## Extrait à lire
┌──

Il existe de nombreuses cotisations, datant des années nonante ou mêmes antérieures, dont les réclamations et recours judiciaires n’ont pas encore été tranchés. Elles sont en train de dépérir au sein des services de l’administration fiscale ou dans les archives moisies des Palais de Justice dans tout le pays.

Or, il est temps d’exhumer ces vieux dossiers et de réétudier la procédure de taxation, car il est possible que vous vous en sortiez avec un argument de procédure !

La Cour constitutionnelle a, en effet, prolongé de trois jours (ouvrables) le délai attribué au contribuable pour répondre à un avis de rectification. Selon la Cour, ce n’est qu’après l’écoulement de ce délai prolongé que l’administration a le droit d’établir la cotisation prévue dans l’avis de rectification. Des cotisations établies sans respecter le délai prolongé de réponse et sont donc définitivement nulles.

L’ancien article 346 du CIR prévoyait qu’ « un délai d’un mois à compter de l’envoi de cet avis » était laissé au contribuable pour faire valoir ses observations par écrit. Ceci impliquait concrètement que le délai de réponse du contribuable commençait à courir à un moment où ce dernier ne connaissait pas encore l’avis, ce dernier n’étant pas encore arrivé à destination.

La Cour constitutionnelle a estimé que les droits du contribuable sont mieux garantis et la sécurité juridique pleinement assurée si le délai d’un mois commence à courir « le troisième jour qui suit celui auquel l’avis de rectification a été remis au service de la poste ». Dans ce cas, le délai de réponse du contribuable est réellement d’un mois puisqu’il commence à courir à dater du jour où le courrier est présumé arrivé à destination.

Ainsi, la Cour constitutionnelle applique à la procédure administrative la « théorie de réception » déjà en vigueur pour le calcul de bon nombre d’autres délais et expressément reconnue en décembre 2005 dans le Code judiciaire.

Le législateur a pressenti venir la décision de la Cour et a modifié l’article 346 du Code de l’Impôt sur les Revenus quelques jours après le prononcé de la Cour constitutionnelle. Le texte légal dispose maintenant qu’ « un délai d’un mois à compter du troisième jour ouvrable qui suit l’envoi de cet avis » est laissé au contribuable pour faire valoir ses observations. Ainsi, la sécurité juridique est garantie pour tous les avis de rectification envoyés à partir du 7 juin 2010.

Si le problème est bien résolu pour le futur la question mérite d’être posée pour bon nombre d’anciennes cotisations pour lesquelles la procédure de taxation a été entamée à la dernière minute (le pourcentage de cotisations établies entre le 20 et le 31 décembre de chaque année étant étonnamment élevé). La règle d’équité que la Cour Constitutionnelle a instaurée implique que tout avis de rectification envoyé le 28 novembre ou plus tard, est d’office tardif et entraîne la nullité de la cotisation établie en conséquence.

La pratique juridique aura encore pleinement l’occasion de se pencher sur les avis de rectification envoyés les 25, 26 et 27 novembre (en fonction des jours de weekend), la Cour constitutionnelle demandant qu’un délai de « trois jours » soit respecté, tandis que le nouvel article 346 du Code des Impôts sur les Revenus (tant que le Code judiciaire) fait valoir un délai de « trois jours ouvrables ».

└──

## Exercices proposés
1. Reproduisez fidèlement le passage de l'extrait sur les avis de rectification allant de « L’ancien article 346 » jusqu'à « encore arrivé à destination. ».
2. Relevez tous les jours de novembre cités dans l'extrait sur les avis de rectification.
3. D'après l'extrait sur les avis de rectification, à partir de quelle date d'envoi la sécurité juridique est-elle garantie par le nouvel article 346 ?
Le listing ci-après provient d'une autre source.

Éléments provenant d'une source de données

┌──

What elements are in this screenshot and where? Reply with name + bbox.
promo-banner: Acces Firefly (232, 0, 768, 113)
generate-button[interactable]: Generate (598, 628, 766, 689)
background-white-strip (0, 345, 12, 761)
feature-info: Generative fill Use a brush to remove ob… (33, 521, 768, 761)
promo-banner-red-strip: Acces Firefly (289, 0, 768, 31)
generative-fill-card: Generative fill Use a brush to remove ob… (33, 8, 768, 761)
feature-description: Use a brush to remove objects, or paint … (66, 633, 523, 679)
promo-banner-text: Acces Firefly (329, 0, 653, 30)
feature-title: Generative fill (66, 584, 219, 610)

└──

## Corrigés dans l'ordre
1.
L’ancien article 346 du CIR prévoyait qu’ « un délai d’un mois à compter de l’envoi de cet avis » était laissé au contribuable pour faire valoir ses observations par écrit. Ceci impliquait concrètement que le délai de réponse du contribuable commençait à courir à un moment où ce dernier ne connaissait pas encore l’avis, ce dernier n’étant pas encore arrivé à destination.

2. 25, 26, 27 et 28 novembre

3. Pour tous les avis de rectification envoyés à partir du 7 juin 2010.